# INSTRUCTIONS FOR THE TASK:
Copy each line that has the string "image" somewhere in it.
=======
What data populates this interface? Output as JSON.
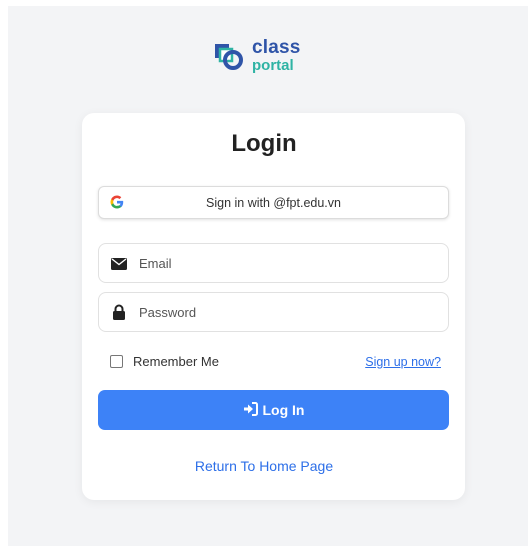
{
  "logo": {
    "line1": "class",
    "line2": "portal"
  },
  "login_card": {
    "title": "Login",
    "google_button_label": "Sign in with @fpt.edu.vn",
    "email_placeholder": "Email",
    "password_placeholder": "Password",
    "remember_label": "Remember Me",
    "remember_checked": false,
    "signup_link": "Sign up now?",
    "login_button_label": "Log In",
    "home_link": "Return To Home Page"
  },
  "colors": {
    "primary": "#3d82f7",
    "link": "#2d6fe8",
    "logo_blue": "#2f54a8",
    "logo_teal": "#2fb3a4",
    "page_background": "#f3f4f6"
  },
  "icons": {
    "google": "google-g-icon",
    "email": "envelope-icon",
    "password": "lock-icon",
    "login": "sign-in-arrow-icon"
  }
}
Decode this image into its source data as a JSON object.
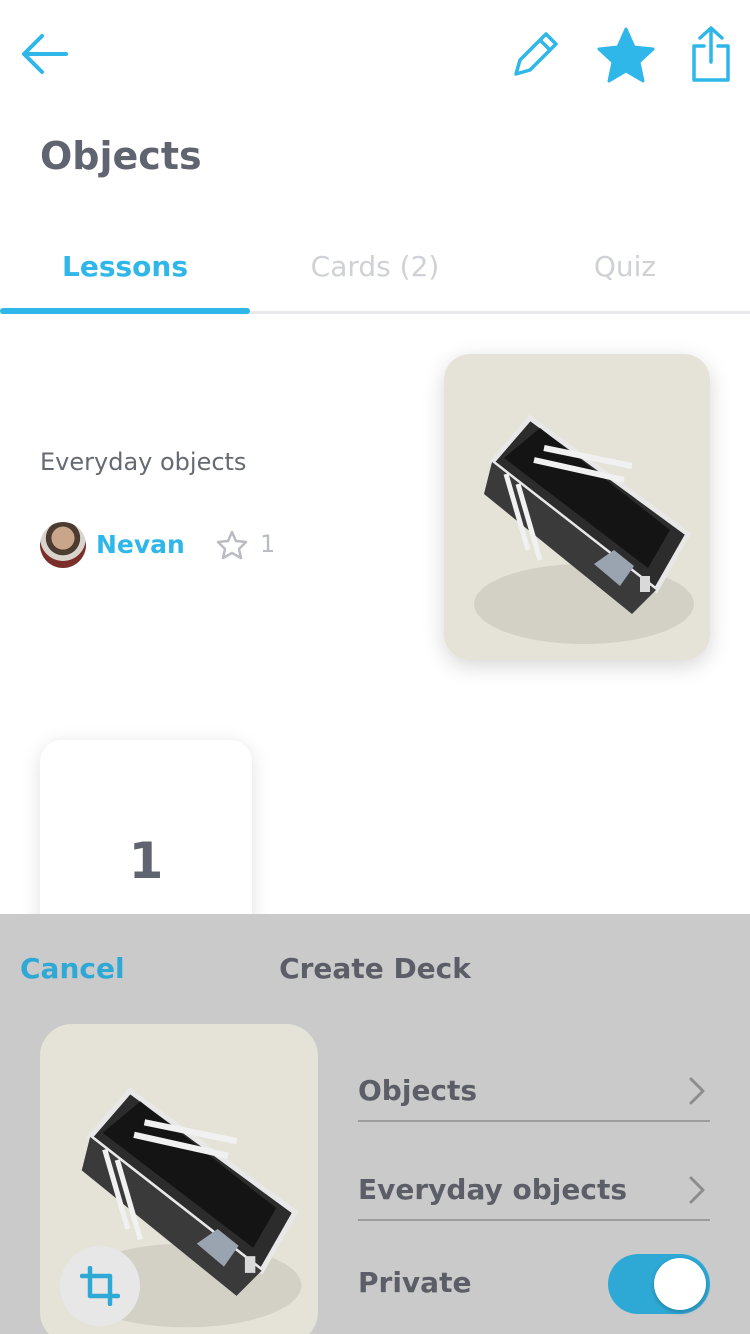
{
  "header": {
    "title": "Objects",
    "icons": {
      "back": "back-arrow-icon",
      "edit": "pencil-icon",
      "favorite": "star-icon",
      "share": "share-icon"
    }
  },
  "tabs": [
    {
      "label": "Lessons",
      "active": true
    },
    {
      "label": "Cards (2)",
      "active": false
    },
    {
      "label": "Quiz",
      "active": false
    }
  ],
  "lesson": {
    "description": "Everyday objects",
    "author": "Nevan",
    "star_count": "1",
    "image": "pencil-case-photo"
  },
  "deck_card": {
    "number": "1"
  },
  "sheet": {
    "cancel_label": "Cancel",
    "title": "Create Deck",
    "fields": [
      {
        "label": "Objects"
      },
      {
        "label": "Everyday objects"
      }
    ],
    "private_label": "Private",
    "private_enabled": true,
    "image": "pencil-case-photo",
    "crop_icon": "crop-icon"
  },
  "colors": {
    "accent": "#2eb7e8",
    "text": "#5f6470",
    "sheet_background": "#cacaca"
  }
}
=======
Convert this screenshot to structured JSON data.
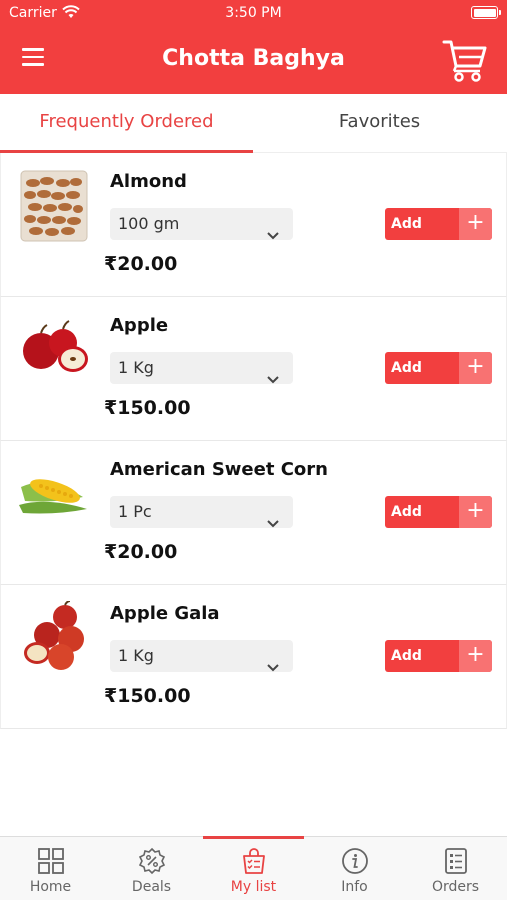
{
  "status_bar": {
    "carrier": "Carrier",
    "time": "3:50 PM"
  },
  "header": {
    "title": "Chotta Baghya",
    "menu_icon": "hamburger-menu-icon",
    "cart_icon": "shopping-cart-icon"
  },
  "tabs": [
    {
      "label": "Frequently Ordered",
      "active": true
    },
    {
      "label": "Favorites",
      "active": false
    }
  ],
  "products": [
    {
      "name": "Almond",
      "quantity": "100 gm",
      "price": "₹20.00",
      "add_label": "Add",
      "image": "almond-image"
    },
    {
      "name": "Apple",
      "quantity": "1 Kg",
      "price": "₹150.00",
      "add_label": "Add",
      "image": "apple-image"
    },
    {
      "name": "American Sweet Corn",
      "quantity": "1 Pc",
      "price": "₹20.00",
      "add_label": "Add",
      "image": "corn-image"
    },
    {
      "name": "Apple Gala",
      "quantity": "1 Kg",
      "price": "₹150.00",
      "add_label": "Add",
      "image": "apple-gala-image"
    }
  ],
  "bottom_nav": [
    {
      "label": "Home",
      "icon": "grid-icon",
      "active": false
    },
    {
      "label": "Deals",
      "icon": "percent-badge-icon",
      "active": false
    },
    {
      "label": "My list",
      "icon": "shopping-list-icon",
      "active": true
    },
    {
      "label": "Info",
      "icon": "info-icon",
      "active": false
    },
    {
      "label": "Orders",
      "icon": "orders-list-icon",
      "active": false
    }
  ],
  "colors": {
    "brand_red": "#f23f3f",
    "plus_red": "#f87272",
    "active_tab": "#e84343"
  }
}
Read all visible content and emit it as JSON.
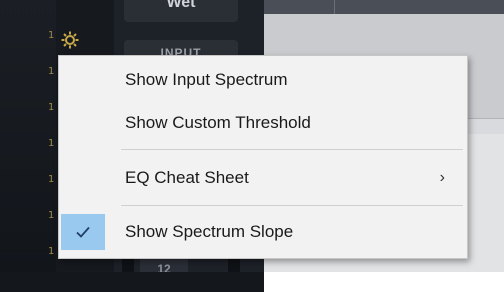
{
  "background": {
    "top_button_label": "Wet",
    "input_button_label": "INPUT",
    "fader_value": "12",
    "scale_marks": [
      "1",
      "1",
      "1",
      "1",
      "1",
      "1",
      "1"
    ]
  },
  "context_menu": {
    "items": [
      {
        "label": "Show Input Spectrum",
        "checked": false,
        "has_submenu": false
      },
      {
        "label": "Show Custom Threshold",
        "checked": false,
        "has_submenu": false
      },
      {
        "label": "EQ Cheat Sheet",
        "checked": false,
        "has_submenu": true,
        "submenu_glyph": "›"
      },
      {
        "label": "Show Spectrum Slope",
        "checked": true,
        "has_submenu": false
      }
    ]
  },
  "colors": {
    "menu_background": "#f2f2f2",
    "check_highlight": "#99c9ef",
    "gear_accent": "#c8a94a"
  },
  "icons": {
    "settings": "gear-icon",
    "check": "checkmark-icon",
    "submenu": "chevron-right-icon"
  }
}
=======
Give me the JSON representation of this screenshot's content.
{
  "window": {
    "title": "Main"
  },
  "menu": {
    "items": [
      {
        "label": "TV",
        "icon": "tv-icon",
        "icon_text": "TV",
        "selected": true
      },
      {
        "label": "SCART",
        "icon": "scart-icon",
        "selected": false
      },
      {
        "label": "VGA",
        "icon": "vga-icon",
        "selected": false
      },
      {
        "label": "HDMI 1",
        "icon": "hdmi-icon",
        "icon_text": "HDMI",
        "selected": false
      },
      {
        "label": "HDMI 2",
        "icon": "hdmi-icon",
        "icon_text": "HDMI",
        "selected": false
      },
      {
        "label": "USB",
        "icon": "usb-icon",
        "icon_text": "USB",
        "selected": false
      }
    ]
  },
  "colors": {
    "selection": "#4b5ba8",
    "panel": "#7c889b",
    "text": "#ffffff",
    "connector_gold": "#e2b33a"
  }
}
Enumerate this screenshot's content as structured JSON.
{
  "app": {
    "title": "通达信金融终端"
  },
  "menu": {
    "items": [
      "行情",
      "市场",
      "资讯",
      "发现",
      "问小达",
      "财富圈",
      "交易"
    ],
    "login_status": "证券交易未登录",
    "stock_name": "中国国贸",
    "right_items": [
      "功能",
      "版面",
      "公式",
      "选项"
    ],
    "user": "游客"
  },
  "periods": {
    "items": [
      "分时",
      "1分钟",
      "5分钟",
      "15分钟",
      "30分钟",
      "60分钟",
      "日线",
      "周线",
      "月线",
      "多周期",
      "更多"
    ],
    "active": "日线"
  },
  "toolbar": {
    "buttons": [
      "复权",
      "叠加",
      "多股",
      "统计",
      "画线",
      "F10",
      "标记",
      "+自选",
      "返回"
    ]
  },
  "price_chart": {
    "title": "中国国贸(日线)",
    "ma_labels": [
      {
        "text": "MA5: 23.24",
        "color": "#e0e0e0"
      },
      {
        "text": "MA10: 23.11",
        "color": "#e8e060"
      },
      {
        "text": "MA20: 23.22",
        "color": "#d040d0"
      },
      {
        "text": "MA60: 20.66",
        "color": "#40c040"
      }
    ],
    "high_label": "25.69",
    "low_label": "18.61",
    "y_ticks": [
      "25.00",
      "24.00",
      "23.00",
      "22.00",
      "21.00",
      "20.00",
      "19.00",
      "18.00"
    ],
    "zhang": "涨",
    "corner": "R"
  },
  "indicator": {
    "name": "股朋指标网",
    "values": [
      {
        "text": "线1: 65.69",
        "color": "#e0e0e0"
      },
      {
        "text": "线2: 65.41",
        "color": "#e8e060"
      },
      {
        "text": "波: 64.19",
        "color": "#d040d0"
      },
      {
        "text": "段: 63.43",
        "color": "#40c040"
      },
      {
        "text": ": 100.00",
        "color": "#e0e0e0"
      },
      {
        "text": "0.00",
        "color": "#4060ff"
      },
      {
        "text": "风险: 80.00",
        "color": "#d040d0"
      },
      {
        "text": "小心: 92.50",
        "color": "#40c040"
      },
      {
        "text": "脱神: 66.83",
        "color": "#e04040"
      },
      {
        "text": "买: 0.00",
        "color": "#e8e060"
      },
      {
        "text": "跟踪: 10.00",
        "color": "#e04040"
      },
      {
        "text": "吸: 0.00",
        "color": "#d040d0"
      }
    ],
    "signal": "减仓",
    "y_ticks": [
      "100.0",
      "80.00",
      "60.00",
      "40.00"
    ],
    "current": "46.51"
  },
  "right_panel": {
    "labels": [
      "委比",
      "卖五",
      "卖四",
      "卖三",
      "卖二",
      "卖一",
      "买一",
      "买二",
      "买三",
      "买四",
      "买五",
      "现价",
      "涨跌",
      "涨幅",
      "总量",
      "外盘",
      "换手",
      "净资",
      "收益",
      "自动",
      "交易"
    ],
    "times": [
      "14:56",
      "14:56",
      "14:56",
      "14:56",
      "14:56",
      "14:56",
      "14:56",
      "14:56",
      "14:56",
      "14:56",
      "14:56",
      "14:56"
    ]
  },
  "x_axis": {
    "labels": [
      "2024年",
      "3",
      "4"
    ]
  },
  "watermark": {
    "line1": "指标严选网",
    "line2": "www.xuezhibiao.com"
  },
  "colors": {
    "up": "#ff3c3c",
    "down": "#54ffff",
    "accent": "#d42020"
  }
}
=======
# EXERCISE SOLUTION:
Decode this image into its source data as a JSON object.
    "image": "pencil-case-photo"
    "image": "pencil-case-photo",
      "image": "almond-image"
      "image": "apple-image"
      "image": "corn-image"
      "image": "apple-gala-image"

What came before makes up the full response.